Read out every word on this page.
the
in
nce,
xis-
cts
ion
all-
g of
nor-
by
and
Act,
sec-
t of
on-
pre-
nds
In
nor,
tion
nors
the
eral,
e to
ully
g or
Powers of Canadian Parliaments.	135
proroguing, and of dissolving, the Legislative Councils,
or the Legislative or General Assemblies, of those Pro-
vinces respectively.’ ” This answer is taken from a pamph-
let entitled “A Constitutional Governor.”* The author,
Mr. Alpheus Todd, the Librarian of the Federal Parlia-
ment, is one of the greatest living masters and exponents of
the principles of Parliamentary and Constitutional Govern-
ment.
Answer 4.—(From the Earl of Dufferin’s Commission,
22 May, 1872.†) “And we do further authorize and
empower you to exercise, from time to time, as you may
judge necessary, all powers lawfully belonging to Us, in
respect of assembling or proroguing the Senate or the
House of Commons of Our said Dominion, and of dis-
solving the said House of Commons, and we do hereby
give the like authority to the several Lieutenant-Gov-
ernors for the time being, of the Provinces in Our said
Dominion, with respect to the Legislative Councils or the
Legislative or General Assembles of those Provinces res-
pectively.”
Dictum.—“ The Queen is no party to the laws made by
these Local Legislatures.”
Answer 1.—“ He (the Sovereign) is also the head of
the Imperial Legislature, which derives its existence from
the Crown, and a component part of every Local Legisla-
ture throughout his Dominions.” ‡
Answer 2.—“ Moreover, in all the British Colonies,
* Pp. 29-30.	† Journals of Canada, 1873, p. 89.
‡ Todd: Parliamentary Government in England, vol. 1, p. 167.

┄┄┄┄┄┄┄┄┄┄

**YOUR INSTRUCTIONS**
Look through the data above. Find each line with the string "said" and copy it.

**TASK ANSWER**
House of Commons of Our said Dominion, and of dis-
solving the said House of Commons, and we do hereby
ernors for the time being, of the Provinces in Our said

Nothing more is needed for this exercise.